Excerpt from a dataset ->

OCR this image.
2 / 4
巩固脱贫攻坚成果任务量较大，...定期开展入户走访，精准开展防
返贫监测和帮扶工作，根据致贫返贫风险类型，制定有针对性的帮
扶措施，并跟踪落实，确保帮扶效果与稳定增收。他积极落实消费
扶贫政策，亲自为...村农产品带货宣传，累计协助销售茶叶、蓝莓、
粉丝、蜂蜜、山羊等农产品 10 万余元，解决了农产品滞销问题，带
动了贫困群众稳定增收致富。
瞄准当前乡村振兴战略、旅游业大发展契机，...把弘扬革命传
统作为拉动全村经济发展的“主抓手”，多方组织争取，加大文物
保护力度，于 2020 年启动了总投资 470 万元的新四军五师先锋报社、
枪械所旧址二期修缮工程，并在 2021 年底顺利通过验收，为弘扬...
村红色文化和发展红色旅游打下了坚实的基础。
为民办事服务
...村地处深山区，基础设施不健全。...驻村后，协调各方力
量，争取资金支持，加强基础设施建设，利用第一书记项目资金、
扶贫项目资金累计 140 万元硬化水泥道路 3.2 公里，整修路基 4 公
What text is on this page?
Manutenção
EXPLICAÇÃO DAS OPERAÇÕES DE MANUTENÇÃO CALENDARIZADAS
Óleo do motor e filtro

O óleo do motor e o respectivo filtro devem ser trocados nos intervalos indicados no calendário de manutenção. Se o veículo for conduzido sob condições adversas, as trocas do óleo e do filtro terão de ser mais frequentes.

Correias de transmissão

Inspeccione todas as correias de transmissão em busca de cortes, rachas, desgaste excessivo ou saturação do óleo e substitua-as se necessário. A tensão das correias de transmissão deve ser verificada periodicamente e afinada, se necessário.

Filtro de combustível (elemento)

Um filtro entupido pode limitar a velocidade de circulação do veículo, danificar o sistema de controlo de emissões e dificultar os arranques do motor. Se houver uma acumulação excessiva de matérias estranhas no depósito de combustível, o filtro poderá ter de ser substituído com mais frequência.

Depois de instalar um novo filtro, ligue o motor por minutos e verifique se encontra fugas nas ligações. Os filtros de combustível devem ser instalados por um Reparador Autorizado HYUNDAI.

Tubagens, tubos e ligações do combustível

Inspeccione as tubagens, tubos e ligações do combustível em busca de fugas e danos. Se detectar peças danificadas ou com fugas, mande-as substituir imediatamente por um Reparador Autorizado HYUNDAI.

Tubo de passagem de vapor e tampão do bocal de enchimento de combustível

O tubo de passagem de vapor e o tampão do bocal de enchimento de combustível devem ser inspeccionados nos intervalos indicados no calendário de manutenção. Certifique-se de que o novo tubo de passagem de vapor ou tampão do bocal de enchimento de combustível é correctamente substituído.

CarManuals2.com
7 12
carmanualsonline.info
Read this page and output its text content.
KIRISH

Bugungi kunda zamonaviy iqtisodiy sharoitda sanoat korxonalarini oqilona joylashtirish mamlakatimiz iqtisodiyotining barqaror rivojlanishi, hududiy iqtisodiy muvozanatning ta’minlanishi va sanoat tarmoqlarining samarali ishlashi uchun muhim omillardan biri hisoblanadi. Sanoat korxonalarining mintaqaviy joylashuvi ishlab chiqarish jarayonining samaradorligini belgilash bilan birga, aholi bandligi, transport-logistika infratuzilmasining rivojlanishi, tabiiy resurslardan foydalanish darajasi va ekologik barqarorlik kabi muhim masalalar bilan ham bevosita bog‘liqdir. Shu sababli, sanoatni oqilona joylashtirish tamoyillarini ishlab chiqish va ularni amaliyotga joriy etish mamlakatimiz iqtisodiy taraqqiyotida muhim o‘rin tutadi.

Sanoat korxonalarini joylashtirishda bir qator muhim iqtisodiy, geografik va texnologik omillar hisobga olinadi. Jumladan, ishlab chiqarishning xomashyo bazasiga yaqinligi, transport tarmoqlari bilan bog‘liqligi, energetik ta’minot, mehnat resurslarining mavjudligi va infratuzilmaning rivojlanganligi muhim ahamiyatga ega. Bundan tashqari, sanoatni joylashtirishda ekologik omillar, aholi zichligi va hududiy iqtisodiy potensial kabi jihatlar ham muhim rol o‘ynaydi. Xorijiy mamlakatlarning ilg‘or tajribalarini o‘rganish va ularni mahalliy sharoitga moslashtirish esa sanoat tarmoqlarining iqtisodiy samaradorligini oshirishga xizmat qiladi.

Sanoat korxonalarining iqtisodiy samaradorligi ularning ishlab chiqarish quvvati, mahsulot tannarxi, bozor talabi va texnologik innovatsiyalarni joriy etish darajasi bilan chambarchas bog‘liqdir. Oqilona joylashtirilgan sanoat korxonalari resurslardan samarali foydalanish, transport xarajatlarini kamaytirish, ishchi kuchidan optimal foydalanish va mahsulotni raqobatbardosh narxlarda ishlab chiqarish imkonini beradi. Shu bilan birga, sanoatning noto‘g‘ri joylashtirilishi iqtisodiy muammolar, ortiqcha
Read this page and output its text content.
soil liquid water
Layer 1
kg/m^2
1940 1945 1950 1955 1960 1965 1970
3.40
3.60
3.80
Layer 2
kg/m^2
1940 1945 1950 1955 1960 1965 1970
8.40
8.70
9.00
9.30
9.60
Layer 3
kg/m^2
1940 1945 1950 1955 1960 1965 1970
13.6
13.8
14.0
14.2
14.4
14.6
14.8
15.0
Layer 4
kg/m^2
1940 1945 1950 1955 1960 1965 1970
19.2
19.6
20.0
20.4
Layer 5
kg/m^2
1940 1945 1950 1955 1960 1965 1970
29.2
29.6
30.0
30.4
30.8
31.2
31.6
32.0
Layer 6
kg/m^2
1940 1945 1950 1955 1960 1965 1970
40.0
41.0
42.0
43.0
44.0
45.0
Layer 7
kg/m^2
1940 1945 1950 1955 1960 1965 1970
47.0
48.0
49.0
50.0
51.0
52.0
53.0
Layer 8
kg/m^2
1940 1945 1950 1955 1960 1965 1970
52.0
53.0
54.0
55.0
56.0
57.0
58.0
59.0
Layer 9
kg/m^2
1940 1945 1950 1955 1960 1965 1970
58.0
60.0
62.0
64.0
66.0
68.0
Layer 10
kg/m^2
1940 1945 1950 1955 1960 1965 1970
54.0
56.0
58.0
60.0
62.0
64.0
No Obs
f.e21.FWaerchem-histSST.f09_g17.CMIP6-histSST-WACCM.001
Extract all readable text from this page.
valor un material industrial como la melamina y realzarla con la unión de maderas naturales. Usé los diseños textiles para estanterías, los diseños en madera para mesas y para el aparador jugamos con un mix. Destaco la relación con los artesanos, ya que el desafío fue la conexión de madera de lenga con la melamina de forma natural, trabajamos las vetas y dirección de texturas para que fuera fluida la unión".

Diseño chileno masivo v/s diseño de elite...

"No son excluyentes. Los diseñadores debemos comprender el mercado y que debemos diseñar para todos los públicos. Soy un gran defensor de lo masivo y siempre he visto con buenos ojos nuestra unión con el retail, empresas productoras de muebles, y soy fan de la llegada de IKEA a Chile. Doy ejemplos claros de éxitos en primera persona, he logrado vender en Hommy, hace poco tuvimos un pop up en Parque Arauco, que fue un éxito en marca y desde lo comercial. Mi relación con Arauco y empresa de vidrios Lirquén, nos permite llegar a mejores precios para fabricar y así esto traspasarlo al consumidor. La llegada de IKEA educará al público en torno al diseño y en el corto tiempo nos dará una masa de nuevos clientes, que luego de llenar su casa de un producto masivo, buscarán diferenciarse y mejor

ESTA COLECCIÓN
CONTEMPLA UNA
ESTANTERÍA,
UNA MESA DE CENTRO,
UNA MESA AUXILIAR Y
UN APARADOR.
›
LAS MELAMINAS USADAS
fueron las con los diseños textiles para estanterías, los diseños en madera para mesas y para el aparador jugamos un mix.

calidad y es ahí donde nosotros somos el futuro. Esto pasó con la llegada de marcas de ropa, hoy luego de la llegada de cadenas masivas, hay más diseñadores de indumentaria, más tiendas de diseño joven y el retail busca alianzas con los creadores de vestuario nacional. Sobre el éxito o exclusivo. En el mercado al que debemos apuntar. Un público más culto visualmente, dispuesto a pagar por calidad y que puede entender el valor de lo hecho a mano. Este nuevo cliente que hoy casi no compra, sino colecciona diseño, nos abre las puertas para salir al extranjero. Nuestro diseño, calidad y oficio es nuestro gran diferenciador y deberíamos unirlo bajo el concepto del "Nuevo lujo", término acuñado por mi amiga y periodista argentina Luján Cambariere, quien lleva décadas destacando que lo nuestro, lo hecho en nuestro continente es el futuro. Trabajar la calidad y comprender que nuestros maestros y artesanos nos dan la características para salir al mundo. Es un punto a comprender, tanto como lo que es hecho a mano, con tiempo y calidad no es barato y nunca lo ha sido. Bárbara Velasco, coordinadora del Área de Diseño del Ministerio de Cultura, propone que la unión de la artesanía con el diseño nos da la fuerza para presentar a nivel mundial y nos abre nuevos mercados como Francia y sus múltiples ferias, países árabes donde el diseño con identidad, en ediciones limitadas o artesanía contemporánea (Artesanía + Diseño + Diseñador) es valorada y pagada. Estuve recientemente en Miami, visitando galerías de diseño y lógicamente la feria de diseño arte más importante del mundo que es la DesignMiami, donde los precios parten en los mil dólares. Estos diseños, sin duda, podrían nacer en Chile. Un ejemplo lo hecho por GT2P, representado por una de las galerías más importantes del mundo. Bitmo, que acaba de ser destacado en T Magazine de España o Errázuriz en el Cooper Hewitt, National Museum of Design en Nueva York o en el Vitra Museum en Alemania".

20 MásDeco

Brief -> Look through the listing above. Pick out each line with "calendário" and copy it.

Written answer ->
O óleo do motor e o respectivo filtro devem ser trocados nos intervalos indicados no calendário de manutenção. Se o veículo for conduzido sob condições adversas, as trocas do óleo e do filtro terão de ser mais frequentes.
O tubo de passagem de vapor e o tampão do bocal de enchimento de combustível devem ser inspeccionados nos intervalos indicados no calendário de manutenção. Certifique-se de que o novo tubo de passagem de vapor ou tampão do bocal de enchimento de combustível é correctamente substituído.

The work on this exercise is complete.